— Begin SOURCE MATERIAL —

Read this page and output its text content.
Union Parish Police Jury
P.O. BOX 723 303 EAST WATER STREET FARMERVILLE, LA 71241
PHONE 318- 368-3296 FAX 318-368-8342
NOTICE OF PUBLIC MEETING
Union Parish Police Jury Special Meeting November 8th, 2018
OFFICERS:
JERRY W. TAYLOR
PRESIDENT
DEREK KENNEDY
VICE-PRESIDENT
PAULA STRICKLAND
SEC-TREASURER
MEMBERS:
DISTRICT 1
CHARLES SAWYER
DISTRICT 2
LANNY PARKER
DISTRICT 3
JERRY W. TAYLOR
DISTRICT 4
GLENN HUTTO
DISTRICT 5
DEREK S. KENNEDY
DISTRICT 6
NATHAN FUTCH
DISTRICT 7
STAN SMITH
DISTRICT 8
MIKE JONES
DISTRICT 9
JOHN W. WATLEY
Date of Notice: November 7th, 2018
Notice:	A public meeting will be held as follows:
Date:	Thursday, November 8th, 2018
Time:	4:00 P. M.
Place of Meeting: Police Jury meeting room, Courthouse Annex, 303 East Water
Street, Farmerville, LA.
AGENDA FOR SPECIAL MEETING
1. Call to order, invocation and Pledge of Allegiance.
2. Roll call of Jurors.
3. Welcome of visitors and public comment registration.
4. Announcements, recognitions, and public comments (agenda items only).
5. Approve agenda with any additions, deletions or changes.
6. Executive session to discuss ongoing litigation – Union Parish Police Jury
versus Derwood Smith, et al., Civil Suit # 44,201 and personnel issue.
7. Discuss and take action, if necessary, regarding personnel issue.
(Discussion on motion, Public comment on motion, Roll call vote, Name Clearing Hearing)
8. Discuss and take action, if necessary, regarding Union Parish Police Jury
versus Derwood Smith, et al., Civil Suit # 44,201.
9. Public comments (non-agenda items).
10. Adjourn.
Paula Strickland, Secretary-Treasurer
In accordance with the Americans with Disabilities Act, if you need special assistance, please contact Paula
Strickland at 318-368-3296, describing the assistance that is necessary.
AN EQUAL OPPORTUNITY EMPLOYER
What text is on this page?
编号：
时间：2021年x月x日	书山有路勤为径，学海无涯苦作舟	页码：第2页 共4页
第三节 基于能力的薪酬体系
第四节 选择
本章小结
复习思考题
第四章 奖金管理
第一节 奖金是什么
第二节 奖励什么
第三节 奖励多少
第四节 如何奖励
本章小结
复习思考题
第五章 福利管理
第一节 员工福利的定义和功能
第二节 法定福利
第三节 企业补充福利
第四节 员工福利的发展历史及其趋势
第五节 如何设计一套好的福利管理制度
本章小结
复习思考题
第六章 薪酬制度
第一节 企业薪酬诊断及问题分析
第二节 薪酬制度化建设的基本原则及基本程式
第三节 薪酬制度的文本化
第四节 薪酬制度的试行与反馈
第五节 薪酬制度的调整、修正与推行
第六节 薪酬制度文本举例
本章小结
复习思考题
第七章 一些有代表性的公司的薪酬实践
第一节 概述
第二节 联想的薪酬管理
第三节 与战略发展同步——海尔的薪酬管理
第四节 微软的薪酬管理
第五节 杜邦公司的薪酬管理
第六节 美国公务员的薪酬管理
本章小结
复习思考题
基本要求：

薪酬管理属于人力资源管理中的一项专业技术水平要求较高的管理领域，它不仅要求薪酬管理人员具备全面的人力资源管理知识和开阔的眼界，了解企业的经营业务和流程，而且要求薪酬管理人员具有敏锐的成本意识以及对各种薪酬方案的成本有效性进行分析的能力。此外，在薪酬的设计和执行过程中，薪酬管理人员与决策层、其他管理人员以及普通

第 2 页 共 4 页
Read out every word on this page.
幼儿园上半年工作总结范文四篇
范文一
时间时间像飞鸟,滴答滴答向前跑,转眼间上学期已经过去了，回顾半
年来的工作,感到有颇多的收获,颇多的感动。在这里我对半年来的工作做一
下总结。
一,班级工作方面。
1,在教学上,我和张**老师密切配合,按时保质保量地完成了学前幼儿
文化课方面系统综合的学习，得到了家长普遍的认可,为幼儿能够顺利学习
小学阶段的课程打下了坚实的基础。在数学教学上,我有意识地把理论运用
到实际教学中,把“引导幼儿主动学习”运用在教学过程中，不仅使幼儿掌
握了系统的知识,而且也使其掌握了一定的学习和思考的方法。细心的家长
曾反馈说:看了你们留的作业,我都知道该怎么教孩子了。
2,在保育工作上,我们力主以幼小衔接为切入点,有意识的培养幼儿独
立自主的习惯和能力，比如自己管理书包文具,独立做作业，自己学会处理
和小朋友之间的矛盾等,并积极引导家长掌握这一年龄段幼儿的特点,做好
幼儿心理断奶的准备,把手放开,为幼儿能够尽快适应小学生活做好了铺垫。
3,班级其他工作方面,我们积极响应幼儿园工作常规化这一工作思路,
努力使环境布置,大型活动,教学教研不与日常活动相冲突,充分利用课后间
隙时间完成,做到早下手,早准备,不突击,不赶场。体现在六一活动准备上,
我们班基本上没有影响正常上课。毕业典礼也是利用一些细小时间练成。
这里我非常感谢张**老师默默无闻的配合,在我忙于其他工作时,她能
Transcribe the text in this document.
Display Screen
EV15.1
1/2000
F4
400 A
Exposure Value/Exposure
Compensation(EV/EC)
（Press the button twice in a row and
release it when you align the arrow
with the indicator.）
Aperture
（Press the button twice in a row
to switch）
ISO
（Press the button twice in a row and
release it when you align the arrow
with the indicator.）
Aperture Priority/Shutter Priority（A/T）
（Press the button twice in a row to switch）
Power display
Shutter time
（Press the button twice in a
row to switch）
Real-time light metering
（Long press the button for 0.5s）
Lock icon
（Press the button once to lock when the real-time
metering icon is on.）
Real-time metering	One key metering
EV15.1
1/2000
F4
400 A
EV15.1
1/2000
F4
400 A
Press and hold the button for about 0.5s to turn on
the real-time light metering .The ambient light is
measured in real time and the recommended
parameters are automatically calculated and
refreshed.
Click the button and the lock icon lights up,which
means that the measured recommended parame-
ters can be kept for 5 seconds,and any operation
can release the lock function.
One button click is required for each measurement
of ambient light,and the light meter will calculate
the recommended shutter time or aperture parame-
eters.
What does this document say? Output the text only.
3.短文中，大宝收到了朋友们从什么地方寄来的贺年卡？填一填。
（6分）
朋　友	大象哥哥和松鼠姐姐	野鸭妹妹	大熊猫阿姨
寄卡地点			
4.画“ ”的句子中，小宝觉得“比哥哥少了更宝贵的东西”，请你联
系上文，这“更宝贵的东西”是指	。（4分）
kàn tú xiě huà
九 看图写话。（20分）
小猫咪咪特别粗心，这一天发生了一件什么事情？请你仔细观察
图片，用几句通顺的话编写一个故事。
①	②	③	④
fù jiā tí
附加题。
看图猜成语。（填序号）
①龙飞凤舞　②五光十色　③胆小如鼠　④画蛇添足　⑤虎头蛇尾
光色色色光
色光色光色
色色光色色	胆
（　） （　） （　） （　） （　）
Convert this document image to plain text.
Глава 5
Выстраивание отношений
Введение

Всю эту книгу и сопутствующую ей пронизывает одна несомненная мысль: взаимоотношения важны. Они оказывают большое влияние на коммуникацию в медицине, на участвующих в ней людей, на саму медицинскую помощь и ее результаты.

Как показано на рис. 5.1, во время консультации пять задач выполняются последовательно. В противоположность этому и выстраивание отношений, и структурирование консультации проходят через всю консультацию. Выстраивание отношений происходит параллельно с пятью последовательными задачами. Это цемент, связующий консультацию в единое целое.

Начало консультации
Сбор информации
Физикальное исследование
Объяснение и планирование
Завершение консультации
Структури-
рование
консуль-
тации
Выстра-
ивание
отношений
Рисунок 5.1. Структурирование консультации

— End SOURCE MATERIAL —

[WHAT IS ASKED]
Transcribe all of the lines in the records precisely.

[RESULT]
Read this page and output its text content.
Union Parish Police Jury
P.O. BOX 723 303 EAST WATER STREET FARMERVILLE, LA 71241
PHONE 318- 368-3296 FAX 318-368-8342
NOTICE OF PUBLIC MEETING
Union Parish Police Jury Special Meeting November 8th, 2018
OFFICERS:
JERRY W. TAYLOR
PRESIDENT
DEREK KENNEDY
VICE-PRESIDENT
PAULA STRICKLAND
SEC-TREASURER
MEMBERS:
DISTRICT 1
CHARLES SAWYER
DISTRICT 2
LANNY PARKER
DISTRICT 3
JERRY W. TAYLOR
DISTRICT 4
GLENN HUTTO
DISTRICT 5
DEREK S. KENNEDY
DISTRICT 6
NATHAN FUTCH
DISTRICT 7
STAN SMITH
DISTRICT 8
MIKE JONES
DISTRICT 9
JOHN W. WATLEY
Date of Notice: November 7th, 2018
Notice:	A public meeting will be held as follows:
Date:	Thursday, November 8th, 2018
Time:	4:00 P. M.
Place of Meeting: Police Jury meeting room, Courthouse Annex, 303 East Water
Street, Farmerville, LA.
AGENDA FOR SPECIAL MEETING
1. Call to order, invocation and Pledge of Allegiance.
2. Roll call of Jurors.
3. Welcome of visitors and public comment registration.
4. Announcements, recognitions, and public comments (agenda items only).
5. Approve agenda with any additions, deletions or changes.
6. Executive session to discuss ongoing litigation – Union Parish Police Jury
versus Derwood Smith, et al., Civil Suit # 44,201 and personnel issue.
7. Discuss and take action, if necessary, regarding personnel issue.
(Discussion on motion, Public comment on motion, Roll call vote, Name Clearing Hearing)
8. Discuss and take action, if necessary, regarding Union Parish Police Jury
versus Derwood Smith, et al., Civil Suit # 44,201.
9. Public comments (non-agenda items).
10. Adjourn.
Paula Strickland, Secretary-Treasurer
In accordance with the Americans with Disabilities Act, if you need special assistance, please contact Paula
Strickland at 318-368-3296, describing the assistance that is necessary.
AN EQUAL OPPORTUNITY EMPLOYER
What text is on this page?
编号：
时间：2021年x月x日	书山有路勤为径，学海无涯苦作舟	页码：第2页 共4页
第三节 基于能力的薪酬体系
第四节 选择
本章小结
复习思考题
第四章 奖金管理
第一节 奖金是什么
第二节 奖励什么
第三节 奖励多少
第四节 如何奖励
本章小结
复习思考题
第五章 福利管理
第一节 员工福利的定义和功能
第二节 法定福利
第三节 企业补充福利
第四节 员工福利的发展历史及其趋势
第五节 如何设计一套好的福利管理制度
本章小结
复习思考题
第六章 薪酬制度
第一节 企业薪酬诊断及问题分析
第二节 薪酬制度化建设的基本原则及基本程式
第三节 薪酬制度的文本化
第四节 薪酬制度的试行与反馈
第五节 薪酬制度的调整、修正与推行
第六节 薪酬制度文本举例
本章小结
复习思考题
第七章 一些有代表性的公司的薪酬实践
第一节 概述
第二节 联想的薪酬管理
第三节 与战略发展同步——海尔的薪酬管理
第四节 微软的薪酬管理
第五节 杜邦公司的薪酬管理
第六节 美国公务员的薪酬管理
本章小结
复习思考题
基本要求：

薪酬管理属于人力资源管理中的一项专业技术水平要求较高的管理领域，它不仅要求薪酬管理人员具备全面的人力资源管理知识和开阔的眼界，了解企业的经营业务和流程，而且要求薪酬管理人员具有敏锐的成本意识以及对各种薪酬方案的成本有效性进行分析的能力。此外，在薪酬的设计和执行过程中，薪酬管理人员与决策层、其他管理人员以及普通

第 2 页 共 4 页
Read out every word on this page.
幼儿园上半年工作总结范文四篇
范文一
时间时间像飞鸟,滴答滴答向前跑,转眼间上学期已经过去了，回顾半
年来的工作,感到有颇多的收获,颇多的感动。在这里我对半年来的工作做一
下总结。
一,班级工作方面。
1,在教学上,我和张**老师密切配合,按时保质保量地完成了学前幼儿
文化课方面系统综合的学习，得到了家长普遍的认可,为幼儿能够顺利学习
小学阶段的课程打下了坚实的基础。在数学教学上,我有意识地把理论运用
到实际教学中,把“引导幼儿主动学习”运用在教学过程中，不仅使幼儿掌
握了系统的知识,而且也使其掌握了一定的学习和思考的方法。细心的家长
曾反馈说:看了你们留的作业,我都知道该怎么教孩子了。
2,在保育工作上,我们力主以幼小衔接为切入点,有意识的培养幼儿独
立自主的习惯和能力，比如自己管理书包文具,独立做作业，自己学会处理
和小朋友之间的矛盾等,并积极引导家长掌握这一年龄段幼儿的特点,做好
幼儿心理断奶的准备,把手放开,为幼儿能够尽快适应小学生活做好了铺垫。
3,班级其他工作方面,我们积极响应幼儿园工作常规化这一工作思路,
努力使环境布置,大型活动,教学教研不与日常活动相冲突,充分利用课后间
隙时间完成,做到早下手,早准备,不突击,不赶场。体现在六一活动准备上,
我们班基本上没有影响正常上课。毕业典礼也是利用一些细小时间练成。
这里我非常感谢张**老师默默无闻的配合,在我忙于其他工作时,她能
Transcribe the text in this document.
Display Screen
EV15.1
1/2000
F4
400 A
Exposure Value/Exposure
Compensation(EV/EC)
（Press the button twice in a row and
release it when you align the arrow
with the indicator.）
Aperture
（Press the button twice in a row
to switch）
ISO
（Press the button twice in a row and
release it when you align the arrow
with the indicator.）
Aperture Priority/Shutter Priority（A/T）
（Press the button twice in a row to switch）
Power display
Shutter time
（Press the button twice in a
row to switch）
Real-time light metering
（Long press the button for 0.5s）
Lock icon
（Press the button once to lock when the real-time
metering icon is on.）
Real-time metering	One key metering
EV15.1
1/2000
F4
400 A
EV15.1
1/2000
F4
400 A
Press and hold the button for about 0.5s to turn on
the real-time light metering .The ambient light is
measured in real time and the recommended
parameters are automatically calculated and
refreshed.
Click the button and the lock icon lights up,which
means that the measured recommended parame-
ters can be kept for 5 seconds,and any operation
can release the lock function.
One button click is required for each measurement
of ambient light,and the light meter will calculate
the recommended shutter time or aperture parame-
eters.
What does this document say? Output the text only.
3.短文中，大宝收到了朋友们从什么地方寄来的贺年卡？填一填。
（6分）
朋　友	大象哥哥和松鼠姐姐	野鸭妹妹	大熊猫阿姨
寄卡地点			
4.画“ ”的句子中，小宝觉得“比哥哥少了更宝贵的东西”，请你联
系上文，这“更宝贵的东西”是指	。（4分）
kàn tú xiě huà
九 看图写话。（20分）
小猫咪咪特别粗心，这一天发生了一件什么事情？请你仔细观察
图片，用几句通顺的话编写一个故事。
①	②	③	④
fù jiā tí
附加题。
看图猜成语。（填序号）
①龙飞凤舞　②五光十色　③胆小如鼠　④画蛇添足　⑤虎头蛇尾
光色色色光
色光色光色
色色光色色	胆
（　） （　） （　） （　） （　）
Convert this document image to plain text.
Глава 5
Выстраивание отношений
Введение

Всю эту книгу и сопутствующую ей пронизывает одна несомненная мысль: взаимоотношения важны. Они оказывают большое влияние на коммуникацию в медицине, на участвующих в ней людей, на саму медицинскую помощь и ее результаты.

Как показано на рис. 5.1, во время консультации пять задач выполняются последовательно. В противоположность этому и выстраивание отношений, и структурирование консультации проходят через всю консультацию. Выстраивание отношений происходит параллельно с пятью последовательными задачами. Это цемент, связующий консультацию в единое целое.

Начало консультации
Сбор информации
Физикальное исследование
Объяснение и планирование
Завершение консультации
Структури-
рование
консуль-
тации
Выстра-
ивание
отношений
Рисунок 5.1. Структурирование консультации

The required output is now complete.